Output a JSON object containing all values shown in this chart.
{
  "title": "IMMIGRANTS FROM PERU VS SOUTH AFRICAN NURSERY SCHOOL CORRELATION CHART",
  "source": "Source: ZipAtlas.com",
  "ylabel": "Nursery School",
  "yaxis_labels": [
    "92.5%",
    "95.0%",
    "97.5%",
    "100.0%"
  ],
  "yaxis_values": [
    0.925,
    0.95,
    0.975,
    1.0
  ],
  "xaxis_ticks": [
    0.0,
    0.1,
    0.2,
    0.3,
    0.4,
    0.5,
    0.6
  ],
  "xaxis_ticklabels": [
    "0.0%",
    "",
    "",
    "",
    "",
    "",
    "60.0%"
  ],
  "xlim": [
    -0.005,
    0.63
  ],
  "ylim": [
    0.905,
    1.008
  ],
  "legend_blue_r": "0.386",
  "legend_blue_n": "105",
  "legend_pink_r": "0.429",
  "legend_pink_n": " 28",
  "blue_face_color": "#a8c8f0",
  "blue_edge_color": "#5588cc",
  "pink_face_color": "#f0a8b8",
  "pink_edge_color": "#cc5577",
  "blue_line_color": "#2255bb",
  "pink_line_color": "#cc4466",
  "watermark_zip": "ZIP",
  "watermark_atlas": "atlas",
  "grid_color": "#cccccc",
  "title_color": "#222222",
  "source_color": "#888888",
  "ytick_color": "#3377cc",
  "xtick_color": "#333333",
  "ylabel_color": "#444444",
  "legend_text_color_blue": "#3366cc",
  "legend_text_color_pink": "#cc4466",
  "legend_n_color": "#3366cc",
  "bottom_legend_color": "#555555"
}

○ ○ ○ ○

== OBJECTIVE ==
Write out every line of the material again, exactly as it reads.

== OUTPUT FOR THIS TASK ==
Output a JSON object containing all values shown in this chart.
{
  "title": "IMMIGRANTS FROM PERU VS SOUTH AFRICAN NURSERY SCHOOL CORRELATION CHART",
  "source": "Source: ZipAtlas.com",
  "ylabel": "Nursery School",
  "yaxis_labels": [
    "92.5%",
    "95.0%",
    "97.5%",
    "100.0%"
  ],
  "yaxis_values": [
    0.925,
    0.95,
    0.975,
    1.0
  ],
  "xaxis_ticks": [
    0.0,
    0.1,
    0.2,
    0.3,
    0.4,
    0.5,
    0.6
  ],
  "xaxis_ticklabels": [
    "0.0%",
    "",
    "",
    "",
    "",
    "",
    "60.0%"
  ],
  "xlim": [
    -0.005,
    0.63
  ],
  "ylim": [
    0.905,
    1.008
  ],
  "legend_blue_r": "0.386",
  "legend_blue_n": "105",
  "legend_pink_r": "0.429",
  "legend_pink_n": " 28",
  "blue_face_color": "#a8c8f0",
  "blue_edge_color": "#5588cc",
  "pink_face_color": "#f0a8b8",
  "pink_edge_color": "#cc5577",
  "blue_line_color": "#2255bb",
  "pink_line_color": "#cc4466",
  "watermark_zip": "ZIP",
  "watermark_atlas": "atlas",
  "grid_color": "#cccccc",
  "title_color": "#222222",
  "source_color": "#888888",
  "ytick_color": "#3377cc",
  "xtick_color": "#333333",
  "ylabel_color": "#444444",
  "legend_text_color_blue": "#3366cc",
  "legend_text_color_pink": "#cc4466",
  "legend_n_color": "#3366cc",
  "bottom_legend_color": "#555555"
}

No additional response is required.